** begin **

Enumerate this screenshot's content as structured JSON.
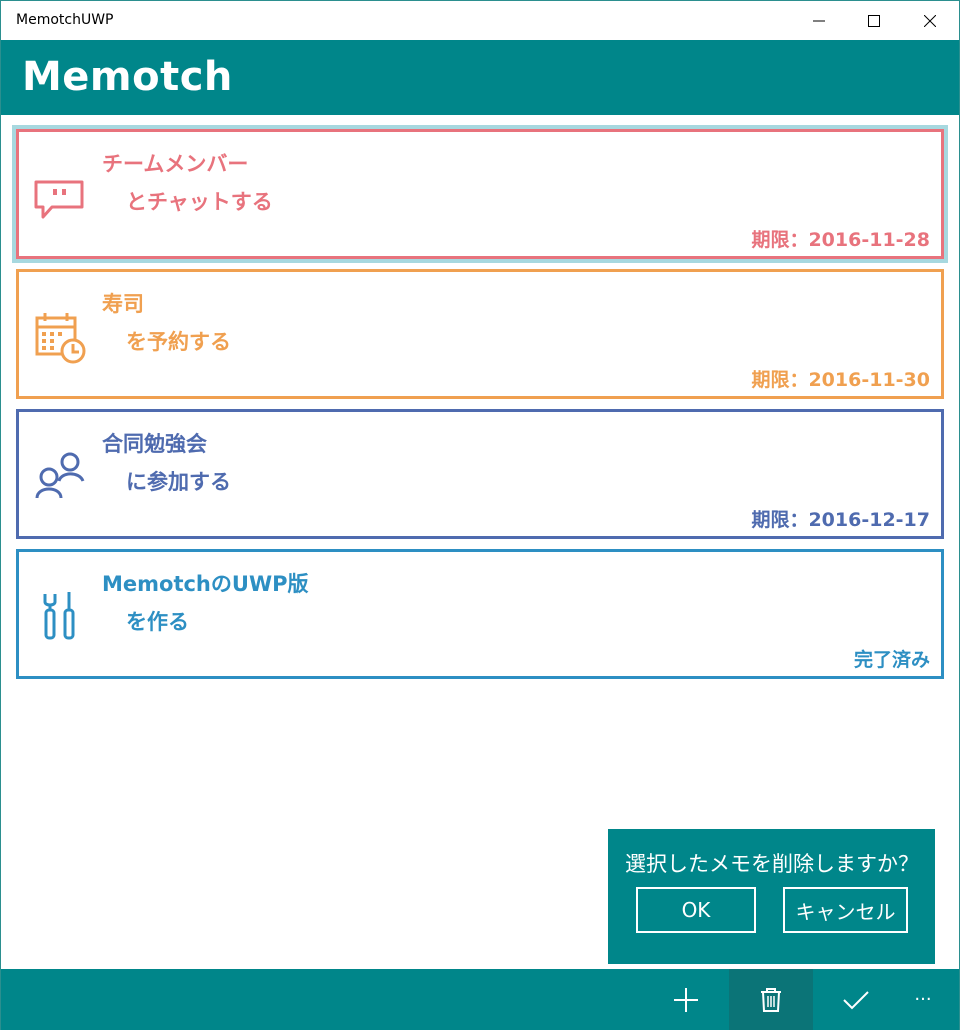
{
  "window": {
    "title": "MemotchUWP"
  },
  "header": {
    "title": "Memotch"
  },
  "memos": [
    {
      "line1": "チームメンバー",
      "line2": "とチャットする",
      "status": "期限：2016-11-28",
      "color": "#e8737d",
      "icon": "chat-icon",
      "selected": true
    },
    {
      "line1": "寿司",
      "line2": "を予約する",
      "status": "期限：2016-11-30",
      "color": "#f0a050",
      "icon": "calendar-clock-icon",
      "selected": false
    },
    {
      "line1": "合同勉強会",
      "line2": "に参加する",
      "status": "期限：2016-12-17",
      "color": "#4f6baf",
      "icon": "people-icon",
      "selected": false
    },
    {
      "line1": "MemotchのUWP版",
      "line2": "を作る",
      "status": "完了済み",
      "color": "#2d8fc3",
      "icon": "tools-icon",
      "selected": false
    }
  ],
  "dialog": {
    "message": "選択したメモを削除しますか？",
    "ok_label": "OK",
    "cancel_label": "キャンセル"
  },
  "appbar": {
    "more_label": "···"
  },
  "colors": {
    "accent": "#00868a",
    "selection": "#a7d8df"
  }
}
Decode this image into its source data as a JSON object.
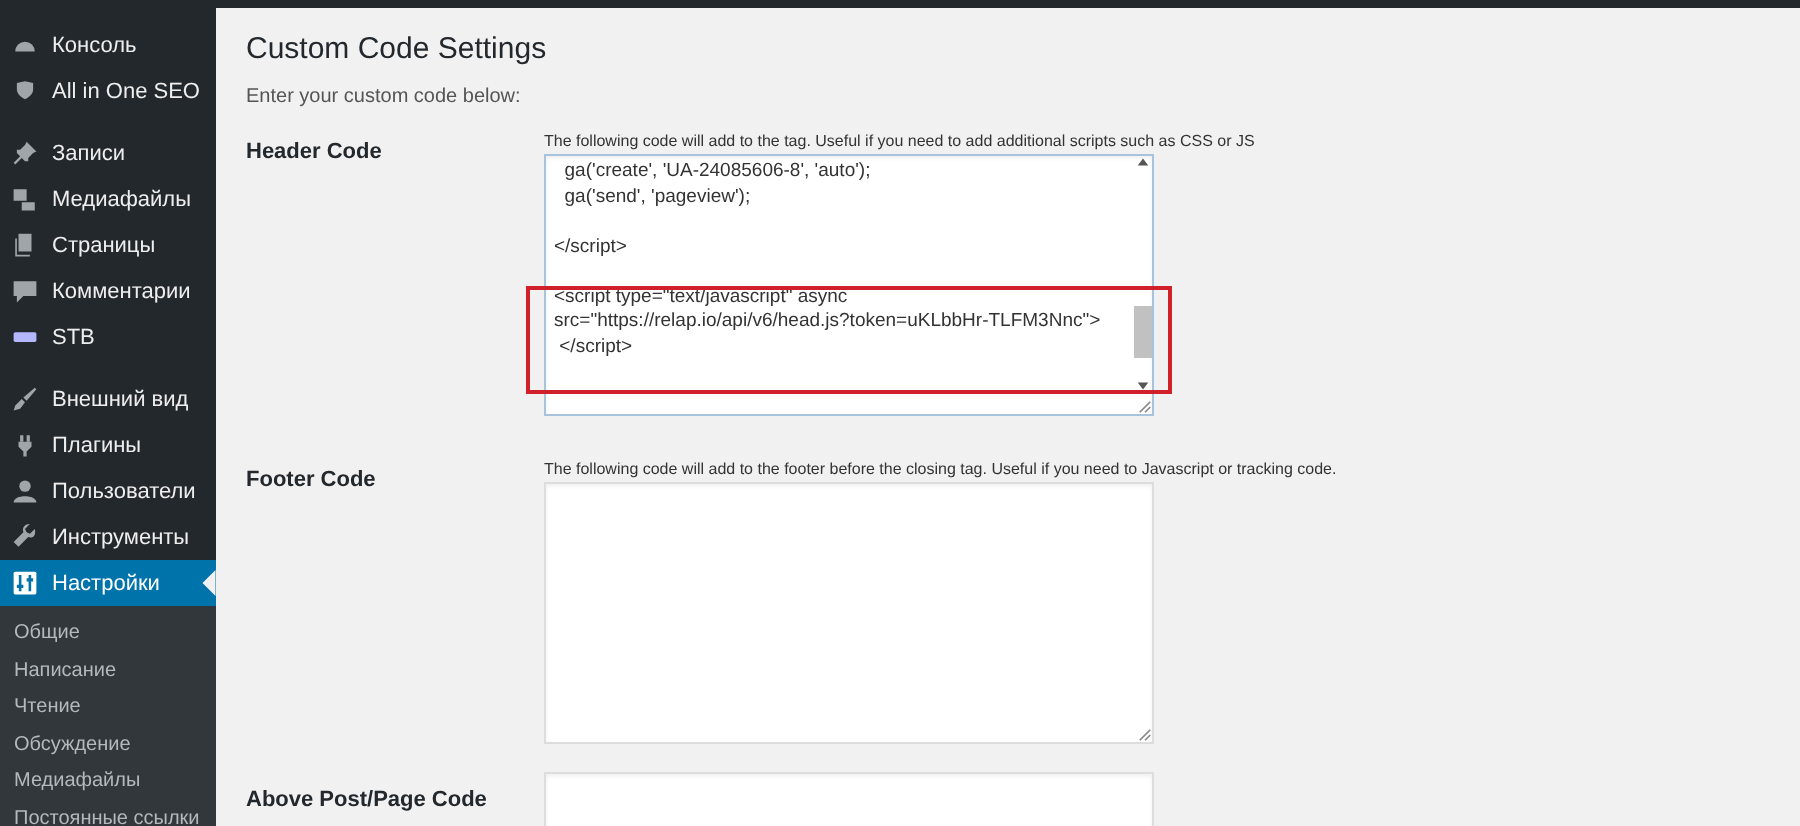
{
  "sidebar": {
    "groups": [
      {
        "items": [
          {
            "label": "Консоль",
            "kind": "gauge",
            "selected": false
          },
          {
            "label": "All in One SEO",
            "kind": "shield",
            "selected": false
          }
        ]
      },
      {
        "items": [
          {
            "label": "Записи",
            "kind": "pin",
            "selected": false
          },
          {
            "label": "Медиафайлы",
            "kind": "media",
            "selected": false
          },
          {
            "label": "Страницы",
            "kind": "pages",
            "selected": false
          },
          {
            "label": "Комментарии",
            "kind": "comment",
            "selected": false
          },
          {
            "label": "STB",
            "kind": "bar",
            "selected": false
          }
        ]
      },
      {
        "items": [
          {
            "label": "Внешний вид",
            "kind": "brush",
            "selected": false
          },
          {
            "label": "Плагины",
            "kind": "plug",
            "selected": false
          },
          {
            "label": "Пользователи",
            "kind": "user",
            "selected": false
          },
          {
            "label": "Инструменты",
            "kind": "wrench",
            "selected": false
          },
          {
            "label": "Настройки",
            "kind": "sliders",
            "selected": true
          }
        ]
      }
    ],
    "submenu": [
      {
        "label": "Общие",
        "selected": false
      },
      {
        "label": "Написание",
        "selected": false
      },
      {
        "label": "Чтение",
        "selected": false
      },
      {
        "label": "Обсуждение",
        "selected": false
      },
      {
        "label": "Медиафайлы",
        "selected": false
      },
      {
        "label": "Постоянные ссылки",
        "selected": false
      }
    ]
  },
  "page": {
    "title": "Custom Code Settings",
    "intro": "Enter your custom code below:",
    "fields": [
      {
        "label": "Header Code",
        "description": "The following code will add to the tag. Useful if you need to add additional scripts such as CSS or JS",
        "value": "  ga('create', 'UA-24085606-8', 'auto');\n  ga('send', 'pageview');\n\n</script>\n\n<script type=\"text/javascript\" async\nsrc=\"https://relap.io/api/v6/head.js?token=uKLbbHr-TLFM3Nnc\">\n </script>",
        "highlighted": true,
        "scrollable": true
      },
      {
        "label": "Footer Code",
        "description": "The following code will add to the footer before the closing tag. Useful if you need to Javascript or tracking code.",
        "highlighted": false,
        "scrollable": false
      },
      {
        "label": "Above Post/Page Code",
        "scrollable": false
      }
    ]
  }
}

** end **

◆ **TASK INSTRUCTIONS**:
List each line in the listing that contains the string "following".

◆ **OUTPUT OF THE TASK**:
        "description": "The following code will add to the tag. Useful if you need to add additional scripts such as CSS or JS",
        "description": "The following code will add to the footer before the closing tag. Useful if you need to Javascript or tracking code.",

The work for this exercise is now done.